Extract every line below that contains the word "type".
* * * * *
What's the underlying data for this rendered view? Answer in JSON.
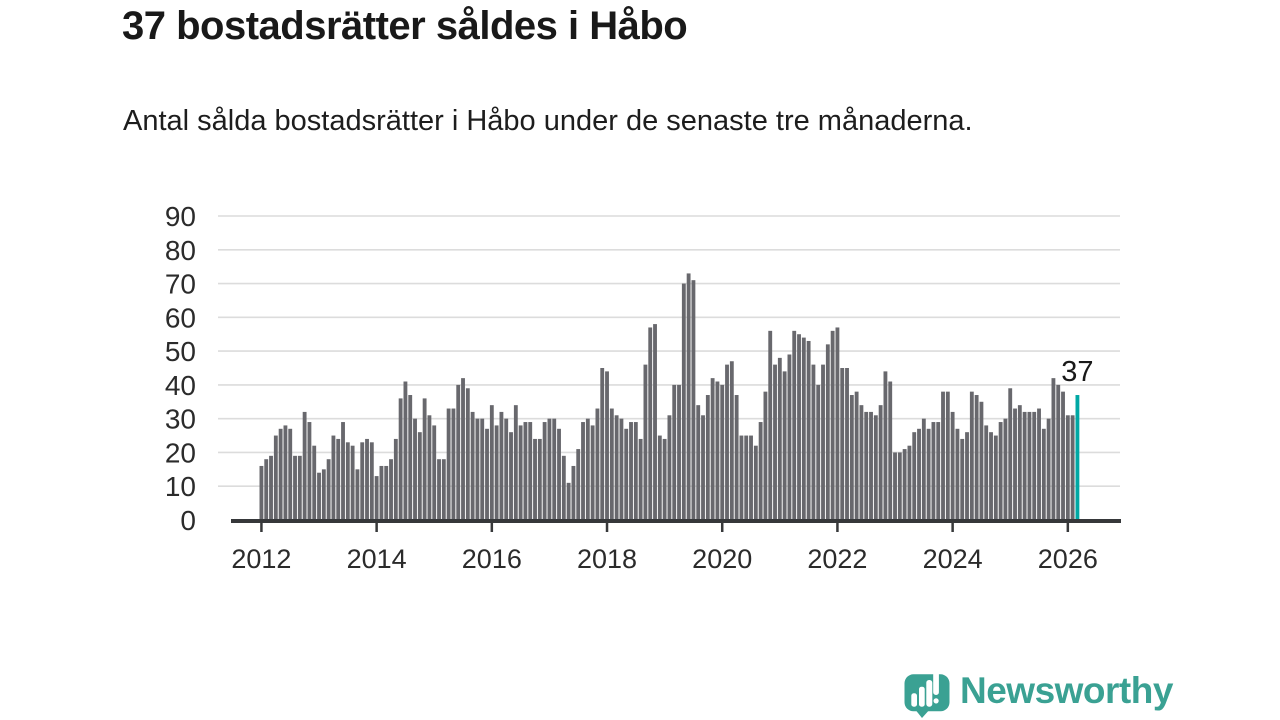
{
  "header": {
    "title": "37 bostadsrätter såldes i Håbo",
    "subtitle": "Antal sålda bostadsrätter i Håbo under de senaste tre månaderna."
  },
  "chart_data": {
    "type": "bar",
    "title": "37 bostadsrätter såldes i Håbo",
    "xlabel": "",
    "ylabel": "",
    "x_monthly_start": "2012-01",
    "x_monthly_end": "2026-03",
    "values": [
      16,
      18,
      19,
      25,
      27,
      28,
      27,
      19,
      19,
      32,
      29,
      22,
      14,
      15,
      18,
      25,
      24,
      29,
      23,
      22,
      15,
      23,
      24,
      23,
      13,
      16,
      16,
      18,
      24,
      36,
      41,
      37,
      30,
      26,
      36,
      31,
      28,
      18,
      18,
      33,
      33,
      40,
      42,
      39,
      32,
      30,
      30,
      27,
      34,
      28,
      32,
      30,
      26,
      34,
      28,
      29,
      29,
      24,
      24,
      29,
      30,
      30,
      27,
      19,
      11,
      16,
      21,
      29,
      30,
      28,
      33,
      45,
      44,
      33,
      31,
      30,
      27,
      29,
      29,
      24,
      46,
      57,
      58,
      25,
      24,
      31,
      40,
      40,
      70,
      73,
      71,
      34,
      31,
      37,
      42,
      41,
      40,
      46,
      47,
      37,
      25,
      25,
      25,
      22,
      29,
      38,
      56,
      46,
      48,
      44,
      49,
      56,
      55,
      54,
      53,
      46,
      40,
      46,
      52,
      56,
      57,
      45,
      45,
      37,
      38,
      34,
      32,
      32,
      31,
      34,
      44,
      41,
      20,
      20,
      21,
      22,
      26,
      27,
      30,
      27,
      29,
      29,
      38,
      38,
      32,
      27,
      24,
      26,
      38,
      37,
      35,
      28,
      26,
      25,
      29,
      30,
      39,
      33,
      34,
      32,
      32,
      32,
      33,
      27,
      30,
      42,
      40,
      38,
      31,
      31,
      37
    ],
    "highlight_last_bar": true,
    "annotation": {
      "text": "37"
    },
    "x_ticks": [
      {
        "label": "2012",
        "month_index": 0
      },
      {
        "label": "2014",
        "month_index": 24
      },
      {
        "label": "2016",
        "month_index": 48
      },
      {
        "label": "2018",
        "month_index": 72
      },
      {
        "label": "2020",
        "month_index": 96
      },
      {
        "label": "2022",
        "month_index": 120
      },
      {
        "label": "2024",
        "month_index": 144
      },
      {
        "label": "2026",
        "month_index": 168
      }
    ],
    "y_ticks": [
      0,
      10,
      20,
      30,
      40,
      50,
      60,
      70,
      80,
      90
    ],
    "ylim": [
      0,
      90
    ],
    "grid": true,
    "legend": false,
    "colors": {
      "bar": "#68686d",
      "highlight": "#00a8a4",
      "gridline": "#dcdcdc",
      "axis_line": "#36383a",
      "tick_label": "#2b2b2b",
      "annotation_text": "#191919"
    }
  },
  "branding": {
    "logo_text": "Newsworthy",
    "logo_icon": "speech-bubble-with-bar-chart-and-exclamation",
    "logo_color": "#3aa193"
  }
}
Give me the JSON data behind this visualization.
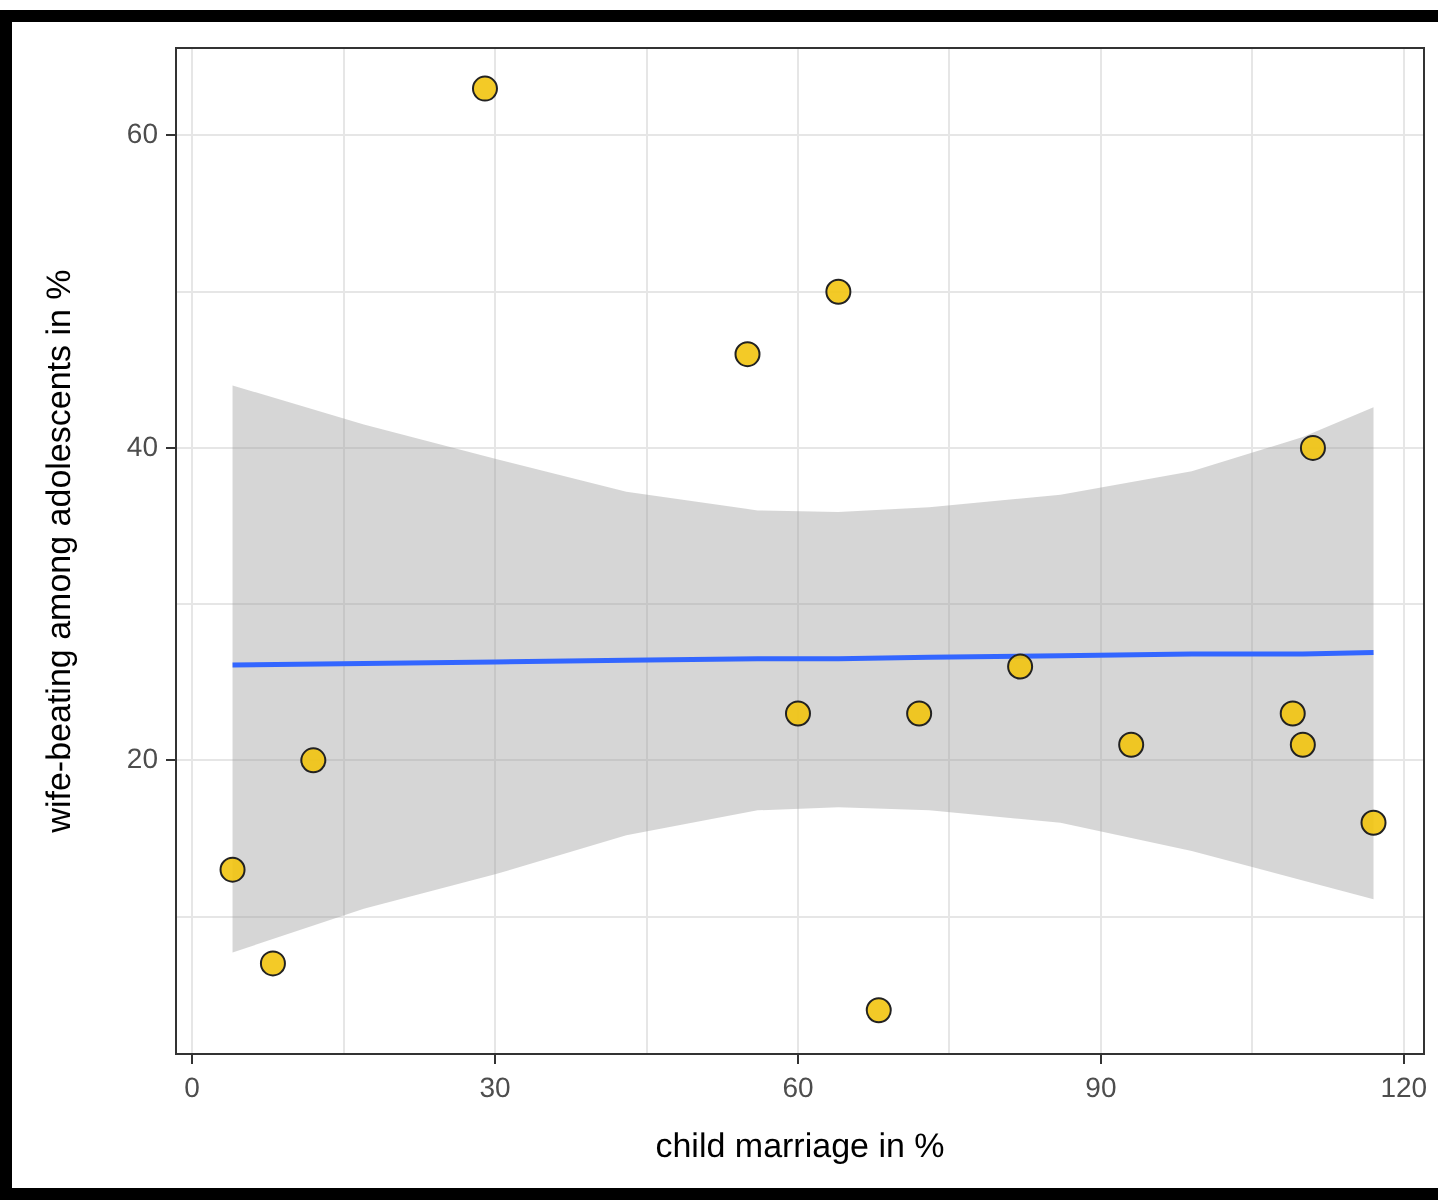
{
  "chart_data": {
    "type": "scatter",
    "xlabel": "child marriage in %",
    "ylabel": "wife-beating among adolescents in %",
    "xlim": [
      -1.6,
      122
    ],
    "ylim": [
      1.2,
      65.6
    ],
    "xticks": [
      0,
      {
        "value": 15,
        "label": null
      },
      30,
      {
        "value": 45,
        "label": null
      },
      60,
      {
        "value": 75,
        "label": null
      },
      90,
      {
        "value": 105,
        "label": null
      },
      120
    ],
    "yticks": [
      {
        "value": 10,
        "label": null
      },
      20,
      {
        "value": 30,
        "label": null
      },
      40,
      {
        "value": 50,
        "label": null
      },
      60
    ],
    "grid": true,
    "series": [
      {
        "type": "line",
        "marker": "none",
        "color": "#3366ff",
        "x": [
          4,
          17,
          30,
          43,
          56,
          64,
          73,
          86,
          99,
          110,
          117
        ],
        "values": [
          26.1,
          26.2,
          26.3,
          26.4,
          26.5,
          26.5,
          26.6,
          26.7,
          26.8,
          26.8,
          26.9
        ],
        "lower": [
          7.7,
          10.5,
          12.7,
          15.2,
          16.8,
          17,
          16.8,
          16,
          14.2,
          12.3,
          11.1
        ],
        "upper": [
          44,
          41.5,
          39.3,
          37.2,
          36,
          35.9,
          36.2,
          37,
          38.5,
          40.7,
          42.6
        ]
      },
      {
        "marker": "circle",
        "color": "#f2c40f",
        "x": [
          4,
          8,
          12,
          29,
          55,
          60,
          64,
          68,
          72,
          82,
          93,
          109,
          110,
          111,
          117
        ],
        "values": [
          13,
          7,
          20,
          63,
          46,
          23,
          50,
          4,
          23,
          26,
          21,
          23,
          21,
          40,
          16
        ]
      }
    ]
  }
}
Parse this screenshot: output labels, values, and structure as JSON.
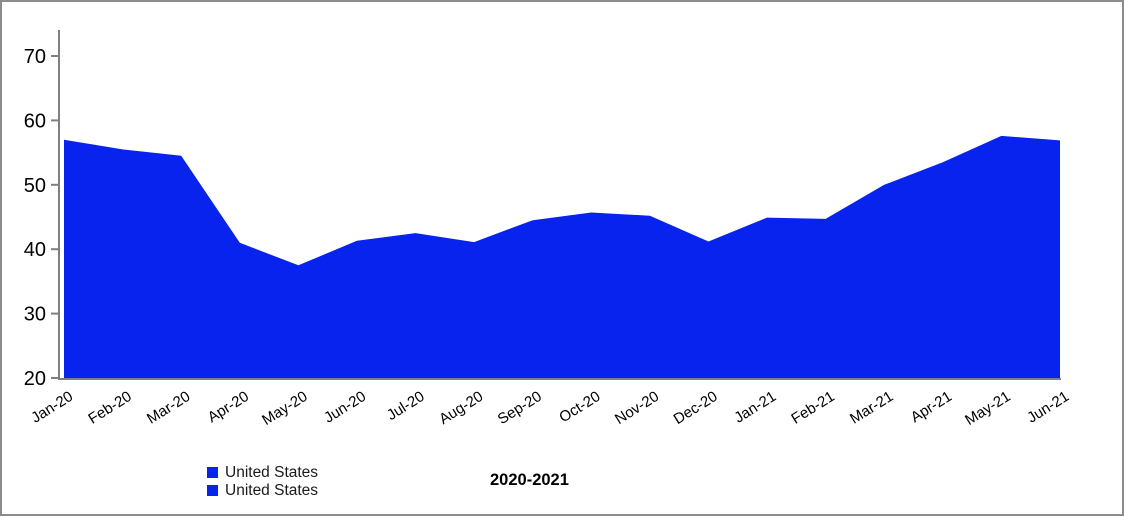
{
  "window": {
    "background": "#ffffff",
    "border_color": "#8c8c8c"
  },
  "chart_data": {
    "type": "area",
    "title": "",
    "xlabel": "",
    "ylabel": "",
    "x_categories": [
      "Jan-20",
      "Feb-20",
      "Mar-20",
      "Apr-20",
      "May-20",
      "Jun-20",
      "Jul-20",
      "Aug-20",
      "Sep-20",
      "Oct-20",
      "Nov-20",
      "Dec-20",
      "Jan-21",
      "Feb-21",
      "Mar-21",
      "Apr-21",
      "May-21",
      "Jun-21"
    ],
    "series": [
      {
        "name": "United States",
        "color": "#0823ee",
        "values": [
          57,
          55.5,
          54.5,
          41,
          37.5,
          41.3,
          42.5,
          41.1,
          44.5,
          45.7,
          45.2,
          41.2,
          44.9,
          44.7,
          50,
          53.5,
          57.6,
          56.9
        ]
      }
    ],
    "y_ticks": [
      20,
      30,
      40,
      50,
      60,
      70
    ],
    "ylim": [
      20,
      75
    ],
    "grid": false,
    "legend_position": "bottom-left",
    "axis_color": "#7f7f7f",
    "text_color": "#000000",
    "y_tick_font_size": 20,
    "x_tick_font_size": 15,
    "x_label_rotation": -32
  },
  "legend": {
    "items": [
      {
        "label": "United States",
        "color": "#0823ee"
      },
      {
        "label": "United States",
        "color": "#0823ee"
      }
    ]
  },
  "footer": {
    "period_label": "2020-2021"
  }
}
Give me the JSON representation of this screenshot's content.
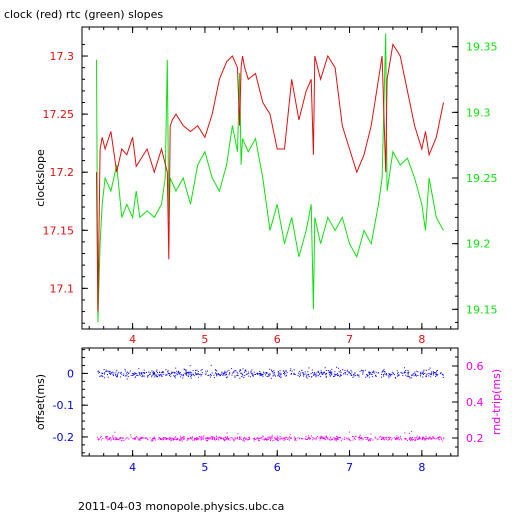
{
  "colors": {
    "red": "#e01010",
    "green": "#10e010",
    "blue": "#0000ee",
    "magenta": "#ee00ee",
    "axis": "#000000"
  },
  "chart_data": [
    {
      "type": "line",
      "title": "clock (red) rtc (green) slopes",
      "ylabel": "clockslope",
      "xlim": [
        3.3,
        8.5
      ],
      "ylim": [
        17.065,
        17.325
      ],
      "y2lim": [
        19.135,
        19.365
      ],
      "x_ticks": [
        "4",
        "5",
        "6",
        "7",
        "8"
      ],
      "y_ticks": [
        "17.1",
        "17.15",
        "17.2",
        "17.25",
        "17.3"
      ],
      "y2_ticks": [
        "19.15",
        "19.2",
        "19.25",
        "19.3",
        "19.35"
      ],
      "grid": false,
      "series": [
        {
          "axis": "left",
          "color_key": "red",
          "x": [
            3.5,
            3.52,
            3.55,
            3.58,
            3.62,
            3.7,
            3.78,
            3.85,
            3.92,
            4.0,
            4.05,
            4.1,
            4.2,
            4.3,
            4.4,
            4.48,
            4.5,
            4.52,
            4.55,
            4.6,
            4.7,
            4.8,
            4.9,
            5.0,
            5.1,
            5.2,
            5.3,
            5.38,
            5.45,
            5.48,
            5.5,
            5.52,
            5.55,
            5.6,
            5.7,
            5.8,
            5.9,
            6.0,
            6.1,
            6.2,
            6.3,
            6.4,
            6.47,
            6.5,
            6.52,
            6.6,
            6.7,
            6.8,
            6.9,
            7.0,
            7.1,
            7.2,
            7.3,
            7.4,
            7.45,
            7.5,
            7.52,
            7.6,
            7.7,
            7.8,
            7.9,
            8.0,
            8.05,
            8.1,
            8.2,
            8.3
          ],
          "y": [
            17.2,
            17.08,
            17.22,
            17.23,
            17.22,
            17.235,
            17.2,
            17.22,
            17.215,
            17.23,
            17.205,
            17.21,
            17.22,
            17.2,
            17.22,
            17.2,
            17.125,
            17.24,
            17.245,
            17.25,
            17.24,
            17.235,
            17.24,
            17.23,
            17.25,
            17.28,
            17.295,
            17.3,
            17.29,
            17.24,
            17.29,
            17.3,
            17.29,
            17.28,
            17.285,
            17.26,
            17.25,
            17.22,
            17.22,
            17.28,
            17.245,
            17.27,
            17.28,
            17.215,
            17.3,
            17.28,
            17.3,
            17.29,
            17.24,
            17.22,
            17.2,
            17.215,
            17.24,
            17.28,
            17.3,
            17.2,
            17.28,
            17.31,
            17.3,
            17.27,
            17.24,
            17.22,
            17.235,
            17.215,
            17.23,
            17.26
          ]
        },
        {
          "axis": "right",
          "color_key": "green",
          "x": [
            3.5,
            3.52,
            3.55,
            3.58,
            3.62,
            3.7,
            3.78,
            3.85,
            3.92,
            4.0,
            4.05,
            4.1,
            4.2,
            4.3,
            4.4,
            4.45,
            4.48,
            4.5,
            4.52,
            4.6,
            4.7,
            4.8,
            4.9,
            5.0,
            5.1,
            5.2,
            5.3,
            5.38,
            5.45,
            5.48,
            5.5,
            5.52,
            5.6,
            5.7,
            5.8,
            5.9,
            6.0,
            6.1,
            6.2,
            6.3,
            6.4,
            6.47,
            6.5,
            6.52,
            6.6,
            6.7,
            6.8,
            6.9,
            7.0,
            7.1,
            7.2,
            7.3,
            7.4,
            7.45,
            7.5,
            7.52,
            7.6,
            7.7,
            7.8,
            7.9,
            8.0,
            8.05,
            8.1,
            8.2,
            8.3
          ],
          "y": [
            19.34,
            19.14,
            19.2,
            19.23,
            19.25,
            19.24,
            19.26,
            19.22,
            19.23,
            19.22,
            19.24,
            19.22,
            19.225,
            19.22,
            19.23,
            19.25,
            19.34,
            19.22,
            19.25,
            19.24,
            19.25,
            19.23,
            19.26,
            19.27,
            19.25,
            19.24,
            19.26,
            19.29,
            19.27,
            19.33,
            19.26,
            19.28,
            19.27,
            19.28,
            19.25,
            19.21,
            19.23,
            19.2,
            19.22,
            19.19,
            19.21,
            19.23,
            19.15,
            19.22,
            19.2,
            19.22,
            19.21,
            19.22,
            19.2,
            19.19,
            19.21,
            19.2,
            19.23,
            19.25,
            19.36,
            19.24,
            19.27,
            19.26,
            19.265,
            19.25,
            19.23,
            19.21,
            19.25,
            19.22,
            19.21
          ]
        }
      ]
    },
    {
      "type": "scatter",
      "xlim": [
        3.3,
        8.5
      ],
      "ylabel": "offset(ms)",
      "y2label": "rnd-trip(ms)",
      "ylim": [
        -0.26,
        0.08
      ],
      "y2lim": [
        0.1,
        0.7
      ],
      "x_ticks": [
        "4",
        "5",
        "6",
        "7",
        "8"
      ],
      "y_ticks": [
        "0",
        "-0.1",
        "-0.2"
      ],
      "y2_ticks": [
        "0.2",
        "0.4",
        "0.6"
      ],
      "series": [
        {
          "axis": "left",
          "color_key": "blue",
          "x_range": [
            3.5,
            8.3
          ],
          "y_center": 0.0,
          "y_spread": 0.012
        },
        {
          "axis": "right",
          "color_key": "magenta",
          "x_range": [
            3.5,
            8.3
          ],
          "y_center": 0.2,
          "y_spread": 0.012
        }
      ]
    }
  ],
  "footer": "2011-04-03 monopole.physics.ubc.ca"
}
* * * * *
* CORRECT RESPONSE *
    "type": "bar",
    "type": "scatter",
        "type": "line",
    "type": "area",
      "type": "line",
      "type": "scatter",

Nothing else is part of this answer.